--- START OF INPUT ROWS ---

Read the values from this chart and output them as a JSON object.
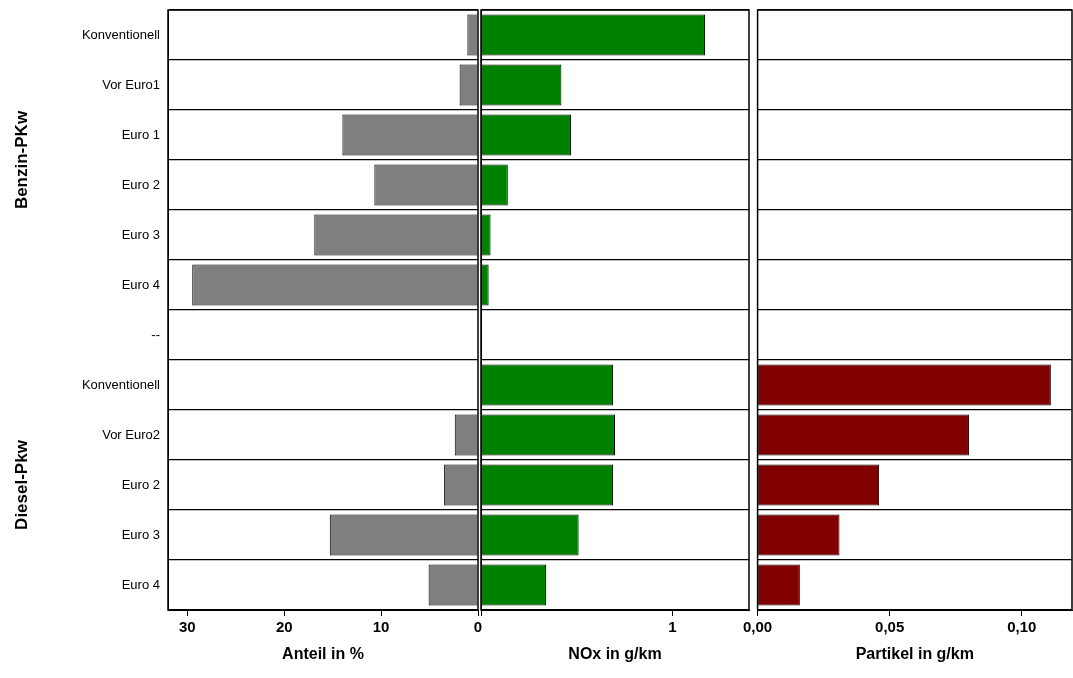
{
  "chart_data": [
    {
      "type": "bar",
      "orientation": "horizontal",
      "xlabel": "Anteil in %",
      "categories": [
        "Konventionell",
        "Vor Euro1",
        "Euro 1",
        "Euro 2",
        "Euro 3",
        "Euro 4",
        "--",
        "Konventionell",
        "Vor Euro2",
        "Euro 2",
        "Euro 3",
        "Euro 4"
      ],
      "series": [
        {
          "color": "#7f7f7f",
          "values": [
            1.1,
            1.9,
            14.0,
            10.7,
            16.9,
            29.5,
            null,
            null,
            2.4,
            3.5,
            15.3,
            5.1
          ]
        }
      ],
      "xlim": [
        32,
        0
      ],
      "xticks": [
        0,
        10,
        20,
        30
      ],
      "grid": "y",
      "annotations": [
        "Benzin-PKw",
        "Diesel-Pkw"
      ]
    },
    {
      "type": "bar",
      "orientation": "horizontal",
      "xlabel": "NOx in g/km",
      "categories": [
        null,
        null,
        null,
        null,
        null,
        null,
        null,
        null,
        null,
        null,
        null,
        null
      ],
      "series": [
        {
          "color": "#008000",
          "values": [
            1.17,
            0.42,
            0.47,
            0.14,
            0.05,
            0.04,
            null,
            0.69,
            0.7,
            0.69,
            0.51,
            0.34
          ]
        }
      ],
      "xlim": [
        0,
        1.4
      ],
      "xticks": [
        {
          "value": 0,
          "label": null
        },
        1
      ],
      "grid": "y",
      "tick_labels": "x"
    },
    {
      "type": "bar",
      "orientation": "horizontal",
      "xlabel": "Partikel in g/km",
      "categories": [
        null,
        null,
        null,
        null,
        null,
        null,
        null,
        null,
        null,
        null,
        null,
        null
      ],
      "series": [
        {
          "color": "#800000",
          "values": [
            null,
            null,
            null,
            null,
            null,
            null,
            null,
            0.111,
            0.08,
            0.046,
            0.031,
            0.016
          ]
        }
      ],
      "xlim": [
        0,
        0.119
      ],
      "xticks": [
        {
          "value": 0,
          "label": "0,00"
        },
        {
          "value": 0.05,
          "label": "0,05"
        },
        {
          "value": 0.1,
          "label": "0,10"
        }
      ],
      "grid": "y",
      "tick_labels": "x"
    }
  ]
}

--- END OF INPUT ROWS ---

WHAT IS BEING ASKED:
Verbatim reproduction of every record is required; images are left out.

ANSWER TO THIS EXERCISE:
Read the values from this chart and output them as a JSON object.
{
  "chart_data": [
    {
      "type": "bar",
      "orientation": "horizontal",
      "xlabel": "Anteil in %",
      "categories": [
        "Konventionell",
        "Vor Euro1",
        "Euro 1",
        "Euro 2",
        "Euro 3",
        "Euro 4",
        "--",
        "Konventionell",
        "Vor Euro2",
        "Euro 2",
        "Euro 3",
        "Euro 4"
      ],
      "series": [
        {
          "color": "#7f7f7f",
          "values": [
            1.1,
            1.9,
            14.0,
            10.7,
            16.9,
            29.5,
            null,
            null,
            2.4,
            3.5,
            15.3,
            5.1
          ]
        }
      ],
      "xlim": [
        32,
        0
      ],
      "xticks": [
        0,
        10,
        20,
        30
      ],
      "grid": "y",
      "annotations": [
        "Benzin-PKw",
        "Diesel-Pkw"
      ]
    },
    {
      "type": "bar",
      "orientation": "horizontal",
      "xlabel": "NOx in g/km",
      "categories": [
        null,
        null,
        null,
        null,
        null,
        null,
        null,
        null,
        null,
        null,
        null,
        null
      ],
      "series": [
        {
          "color": "#008000",
          "values": [
            1.17,
            0.42,
            0.47,
            0.14,
            0.05,
            0.04,
            null,
            0.69,
            0.7,
            0.69,
            0.51,
            0.34
          ]
        }
      ],
      "xlim": [
        0,
        1.4
      ],
      "xticks": [
        {
          "value": 0,
          "label": null
        },
        1
      ],
      "grid": "y",
      "tick_labels": "x"
    },
    {
      "type": "bar",
      "orientation": "horizontal",
      "xlabel": "Partikel in g/km",
      "categories": [
        null,
        null,
        null,
        null,
        null,
        null,
        null,
        null,
        null,
        null,
        null,
        null
      ],
      "series": [
        {
          "color": "#800000",
          "values": [
            null,
            null,
            null,
            null,
            null,
            null,
            null,
            0.111,
            0.08,
            0.046,
            0.031,
            0.016
          ]
        }
      ],
      "xlim": [
        0,
        0.119
      ],
      "xticks": [
        {
          "value": 0,
          "label": "0,00"
        },
        {
          "value": 0.05,
          "label": "0,05"
        },
        {
          "value": 0.1,
          "label": "0,10"
        }
      ],
      "grid": "y",
      "tick_labels": "x"
    }
  ]
}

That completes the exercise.